**What you have to do:** In the data below, locate each line with the word "особеннымъ" and list it.

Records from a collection
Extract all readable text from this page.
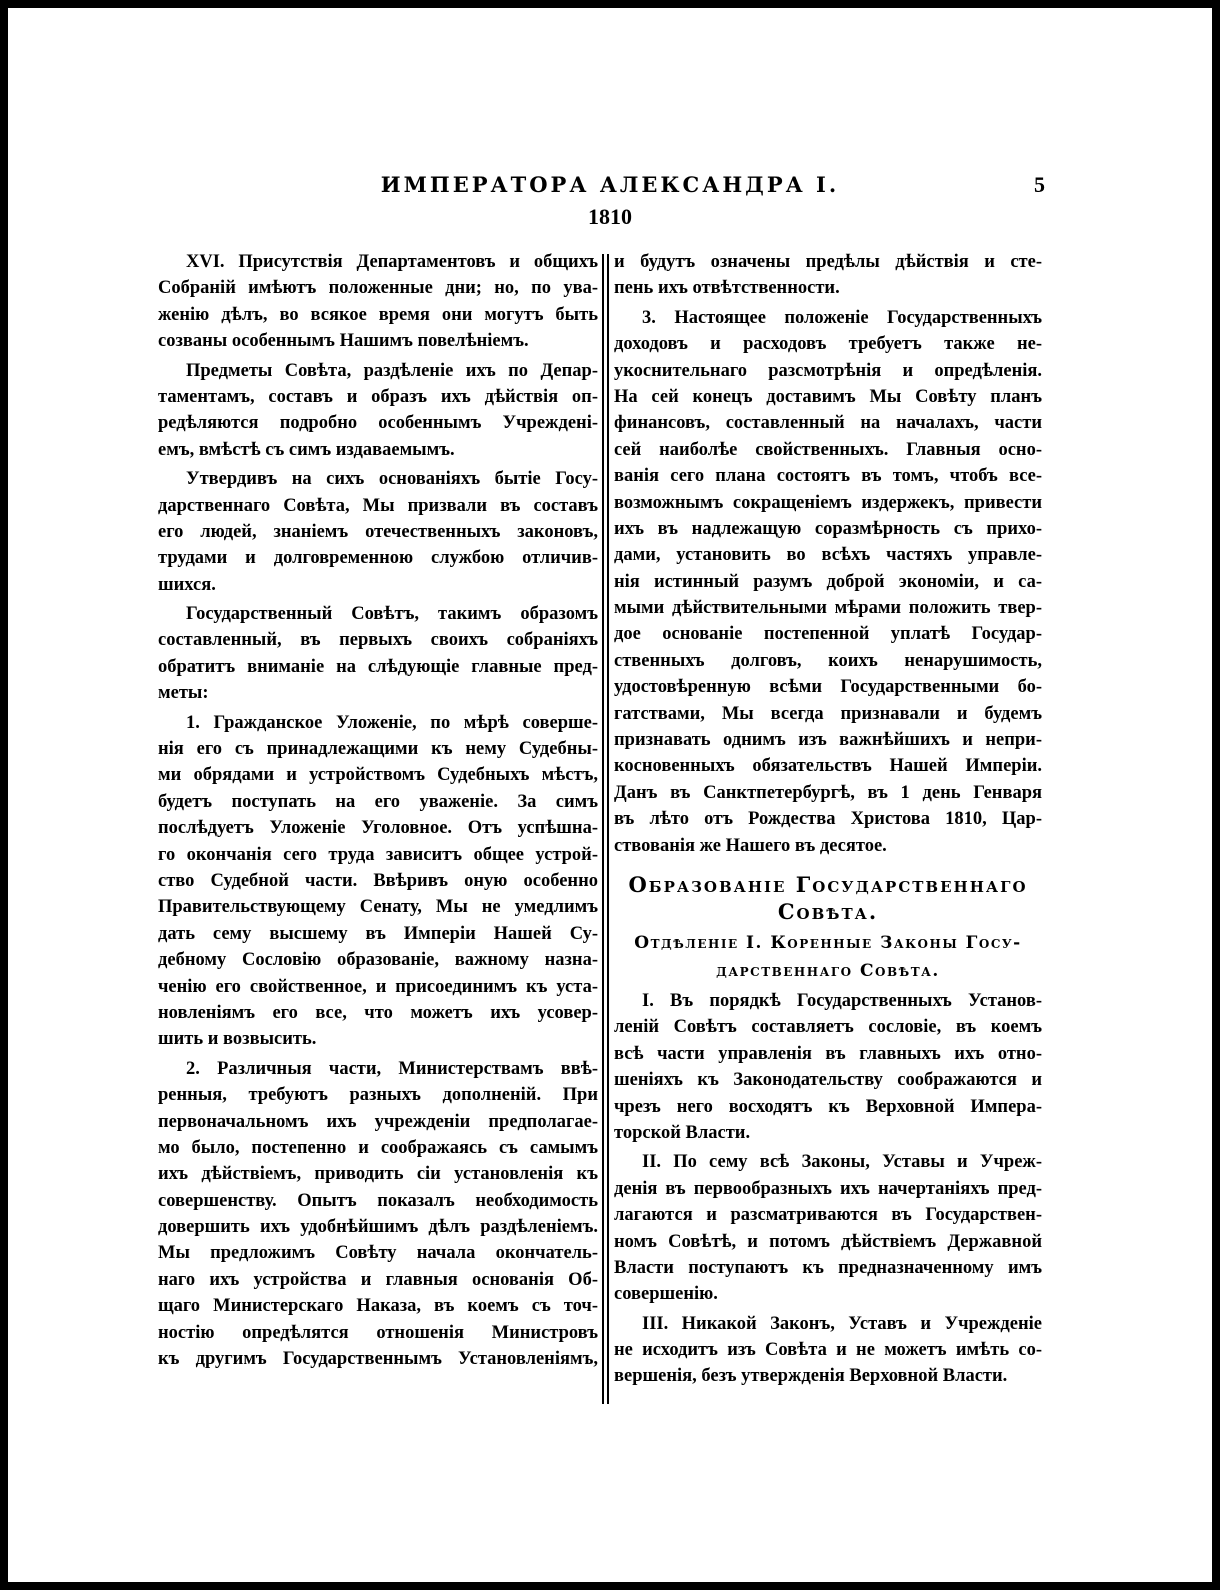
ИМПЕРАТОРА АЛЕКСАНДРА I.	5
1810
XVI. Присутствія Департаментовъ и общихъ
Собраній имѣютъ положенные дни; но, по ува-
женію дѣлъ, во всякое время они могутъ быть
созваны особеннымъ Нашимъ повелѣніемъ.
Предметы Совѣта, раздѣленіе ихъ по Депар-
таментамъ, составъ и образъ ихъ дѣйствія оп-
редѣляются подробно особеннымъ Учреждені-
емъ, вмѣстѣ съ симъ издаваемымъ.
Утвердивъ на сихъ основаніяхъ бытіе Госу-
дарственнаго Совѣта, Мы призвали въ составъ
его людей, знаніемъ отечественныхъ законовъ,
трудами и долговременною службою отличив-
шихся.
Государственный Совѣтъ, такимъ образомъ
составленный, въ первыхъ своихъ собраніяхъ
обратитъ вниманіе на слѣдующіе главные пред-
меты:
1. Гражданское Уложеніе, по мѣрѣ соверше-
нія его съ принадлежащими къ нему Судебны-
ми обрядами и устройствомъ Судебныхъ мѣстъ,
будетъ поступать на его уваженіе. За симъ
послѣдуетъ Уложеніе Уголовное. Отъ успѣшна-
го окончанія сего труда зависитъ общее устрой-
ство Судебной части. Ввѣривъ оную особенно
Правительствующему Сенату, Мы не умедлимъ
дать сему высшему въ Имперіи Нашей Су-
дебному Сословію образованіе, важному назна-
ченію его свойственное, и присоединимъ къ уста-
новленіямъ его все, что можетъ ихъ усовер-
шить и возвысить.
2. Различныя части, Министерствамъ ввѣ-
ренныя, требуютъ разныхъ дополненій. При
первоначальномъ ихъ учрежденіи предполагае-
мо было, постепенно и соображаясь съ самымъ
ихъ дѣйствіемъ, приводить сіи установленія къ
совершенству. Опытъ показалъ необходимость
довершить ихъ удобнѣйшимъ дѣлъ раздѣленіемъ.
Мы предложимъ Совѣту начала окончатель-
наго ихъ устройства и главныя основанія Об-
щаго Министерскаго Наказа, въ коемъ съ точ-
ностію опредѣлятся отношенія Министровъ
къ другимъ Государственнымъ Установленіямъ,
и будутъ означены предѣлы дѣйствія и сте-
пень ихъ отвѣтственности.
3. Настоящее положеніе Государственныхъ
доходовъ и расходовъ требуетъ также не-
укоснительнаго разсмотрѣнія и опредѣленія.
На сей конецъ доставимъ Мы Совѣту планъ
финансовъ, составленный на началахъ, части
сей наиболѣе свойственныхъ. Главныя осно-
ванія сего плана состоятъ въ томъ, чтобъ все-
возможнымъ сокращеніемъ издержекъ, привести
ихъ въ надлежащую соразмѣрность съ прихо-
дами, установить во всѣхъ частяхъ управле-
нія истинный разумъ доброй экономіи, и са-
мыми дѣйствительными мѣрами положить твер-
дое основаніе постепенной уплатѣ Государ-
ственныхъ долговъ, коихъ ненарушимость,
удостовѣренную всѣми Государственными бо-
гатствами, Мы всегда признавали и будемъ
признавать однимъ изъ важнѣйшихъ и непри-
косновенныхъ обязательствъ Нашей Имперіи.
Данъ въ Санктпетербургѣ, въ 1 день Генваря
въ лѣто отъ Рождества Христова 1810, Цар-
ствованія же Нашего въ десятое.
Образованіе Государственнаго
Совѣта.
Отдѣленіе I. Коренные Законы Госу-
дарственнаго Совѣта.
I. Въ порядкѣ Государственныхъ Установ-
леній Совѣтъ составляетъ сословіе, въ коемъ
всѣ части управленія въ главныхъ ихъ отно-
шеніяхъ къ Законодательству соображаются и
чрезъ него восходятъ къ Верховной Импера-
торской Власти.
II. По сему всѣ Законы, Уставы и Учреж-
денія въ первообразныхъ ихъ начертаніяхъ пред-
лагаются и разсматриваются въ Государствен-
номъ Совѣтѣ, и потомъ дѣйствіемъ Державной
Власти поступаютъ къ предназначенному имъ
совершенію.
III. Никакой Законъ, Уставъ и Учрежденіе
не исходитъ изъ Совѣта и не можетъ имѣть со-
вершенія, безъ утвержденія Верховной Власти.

**Worked solution:**
созваны особеннымъ Нашимъ повелѣніемъ.
редѣляются подробно особеннымъ Учреждені-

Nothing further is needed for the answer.